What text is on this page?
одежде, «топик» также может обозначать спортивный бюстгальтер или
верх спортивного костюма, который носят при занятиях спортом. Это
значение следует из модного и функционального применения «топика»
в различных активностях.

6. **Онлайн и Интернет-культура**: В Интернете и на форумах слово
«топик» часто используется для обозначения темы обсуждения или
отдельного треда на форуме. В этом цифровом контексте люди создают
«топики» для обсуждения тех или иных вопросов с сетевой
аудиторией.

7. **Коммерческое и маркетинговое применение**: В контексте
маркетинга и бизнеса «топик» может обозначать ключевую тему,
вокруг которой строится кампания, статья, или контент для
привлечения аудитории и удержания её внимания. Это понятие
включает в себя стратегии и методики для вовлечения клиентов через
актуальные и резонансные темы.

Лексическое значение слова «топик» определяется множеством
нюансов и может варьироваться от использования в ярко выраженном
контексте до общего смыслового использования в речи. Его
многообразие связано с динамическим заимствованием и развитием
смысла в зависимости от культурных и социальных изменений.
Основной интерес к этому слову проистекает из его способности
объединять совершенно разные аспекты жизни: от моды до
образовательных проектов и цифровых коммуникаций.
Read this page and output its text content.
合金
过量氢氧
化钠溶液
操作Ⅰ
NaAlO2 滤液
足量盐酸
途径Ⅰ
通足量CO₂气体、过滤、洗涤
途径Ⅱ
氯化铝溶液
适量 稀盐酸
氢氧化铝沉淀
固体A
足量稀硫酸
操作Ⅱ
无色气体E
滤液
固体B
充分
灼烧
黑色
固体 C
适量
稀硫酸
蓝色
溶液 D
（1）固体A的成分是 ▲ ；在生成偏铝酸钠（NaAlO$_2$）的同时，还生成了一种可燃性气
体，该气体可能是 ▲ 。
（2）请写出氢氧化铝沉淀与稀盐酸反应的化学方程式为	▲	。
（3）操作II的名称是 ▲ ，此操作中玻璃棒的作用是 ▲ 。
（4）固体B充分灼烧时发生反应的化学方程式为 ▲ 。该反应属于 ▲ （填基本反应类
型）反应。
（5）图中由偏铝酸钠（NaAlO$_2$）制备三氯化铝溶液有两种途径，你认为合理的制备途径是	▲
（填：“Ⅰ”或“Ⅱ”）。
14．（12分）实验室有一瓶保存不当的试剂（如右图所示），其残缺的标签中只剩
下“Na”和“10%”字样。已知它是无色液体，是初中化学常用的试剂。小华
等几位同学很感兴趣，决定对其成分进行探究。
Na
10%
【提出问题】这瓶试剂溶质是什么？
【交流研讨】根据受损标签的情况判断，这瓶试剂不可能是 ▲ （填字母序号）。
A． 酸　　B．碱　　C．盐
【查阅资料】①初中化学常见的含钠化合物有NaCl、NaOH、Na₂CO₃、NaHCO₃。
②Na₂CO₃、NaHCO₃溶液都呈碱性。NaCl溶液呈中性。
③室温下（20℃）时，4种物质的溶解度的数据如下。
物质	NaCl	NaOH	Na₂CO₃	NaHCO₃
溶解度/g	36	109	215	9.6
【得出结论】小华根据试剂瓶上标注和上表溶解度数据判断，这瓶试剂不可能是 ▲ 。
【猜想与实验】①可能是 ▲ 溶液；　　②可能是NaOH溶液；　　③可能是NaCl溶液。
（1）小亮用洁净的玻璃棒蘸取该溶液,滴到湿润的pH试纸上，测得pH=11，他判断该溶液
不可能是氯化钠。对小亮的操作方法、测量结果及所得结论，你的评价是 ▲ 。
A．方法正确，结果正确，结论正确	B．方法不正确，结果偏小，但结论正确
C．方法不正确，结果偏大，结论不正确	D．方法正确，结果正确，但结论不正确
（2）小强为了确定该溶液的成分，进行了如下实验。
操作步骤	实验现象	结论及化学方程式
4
━━━━━━━━━━━━━━━━━━━━
* **Exercise brief**: Using the material above, print every entry exactly as written.

* **Exercise answer**:
What text is on this page?
одежде, «топик» также может обозначать спортивный бюстгальтер или
верх спортивного костюма, который носят при занятиях спортом. Это
значение следует из модного и функционального применения «топика»
в различных активностях.

6. **Онлайн и Интернет-культура**: В Интернете и на форумах слово
«топик» часто используется для обозначения темы обсуждения или
отдельного треда на форуме. В этом цифровом контексте люди создают
«топики» для обсуждения тех или иных вопросов с сетевой
аудиторией.

7. **Коммерческое и маркетинговое применение**: В контексте
маркетинга и бизнеса «топик» может обозначать ключевую тему,
вокруг которой строится кампания, статья, или контент для
привлечения аудитории и удержания её внимания. Это понятие
включает в себя стратегии и методики для вовлечения клиентов через
актуальные и резонансные темы.

Лексическое значение слова «топик» определяется множеством
нюансов и может варьироваться от использования в ярко выраженном
контексте до общего смыслового использования в речи. Его
многообразие связано с динамическим заимствованием и развитием
смысла в зависимости от культурных и социальных изменений.
Основной интерес к этому слову проистекает из его способности
объединять совершенно разные аспекты жизни: от моды до
образовательных проектов и цифровых коммуникаций.
Read this page and output its text content.
合金
过量氢氧
化钠溶液
操作Ⅰ
NaAlO2 滤液
足量盐酸
途径Ⅰ
通足量CO₂气体、过滤、洗涤
途径Ⅱ
氯化铝溶液
适量 稀盐酸
氢氧化铝沉淀
固体A
足量稀硫酸
操作Ⅱ
无色气体E
滤液
固体B
充分
灼烧
黑色
固体 C
适量
稀硫酸
蓝色
溶液 D
（1）固体A的成分是 ▲ ；在生成偏铝酸钠（NaAlO$_2$）的同时，还生成了一种可燃性气
体，该气体可能是 ▲ 。
（2）请写出氢氧化铝沉淀与稀盐酸反应的化学方程式为	▲	。
（3）操作II的名称是 ▲ ，此操作中玻璃棒的作用是 ▲ 。
（4）固体B充分灼烧时发生反应的化学方程式为 ▲ 。该反应属于 ▲ （填基本反应类
型）反应。
（5）图中由偏铝酸钠（NaAlO$_2$）制备三氯化铝溶液有两种途径，你认为合理的制备途径是	▲
（填：“Ⅰ”或“Ⅱ”）。
14．（12分）实验室有一瓶保存不当的试剂（如右图所示），其残缺的标签中只剩
下“Na”和“10%”字样。已知它是无色液体，是初中化学常用的试剂。小华
等几位同学很感兴趣，决定对其成分进行探究。
Na
10%
【提出问题】这瓶试剂溶质是什么？
【交流研讨】根据受损标签的情况判断，这瓶试剂不可能是 ▲ （填字母序号）。
A． 酸　　B．碱　　C．盐
【查阅资料】①初中化学常见的含钠化合物有NaCl、NaOH、Na₂CO₃、NaHCO₃。
②Na₂CO₃、NaHCO₃溶液都呈碱性。NaCl溶液呈中性。
③室温下（20℃）时，4种物质的溶解度的数据如下。
物质	NaCl	NaOH	Na₂CO₃	NaHCO₃
溶解度/g	36	109	215	9.6
【得出结论】小华根据试剂瓶上标注和上表溶解度数据判断，这瓶试剂不可能是 ▲ 。
【猜想与实验】①可能是 ▲ 溶液；　　②可能是NaOH溶液；　　③可能是NaCl溶液。
（1）小亮用洁净的玻璃棒蘸取该溶液,滴到湿润的pH试纸上，测得pH=11，他判断该溶液
不可能是氯化钠。对小亮的操作方法、测量结果及所得结论，你的评价是 ▲ 。
A．方法正确，结果正确，结论正确	B．方法不正确，结果偏小，但结论正确
C．方法不正确，结果偏大，结论不正确	D．方法正确，结果正确，但结论不正确
（2）小强为了确定该溶液的成分，进行了如下实验。
操作步骤	实验现象	结论及化学方程式
4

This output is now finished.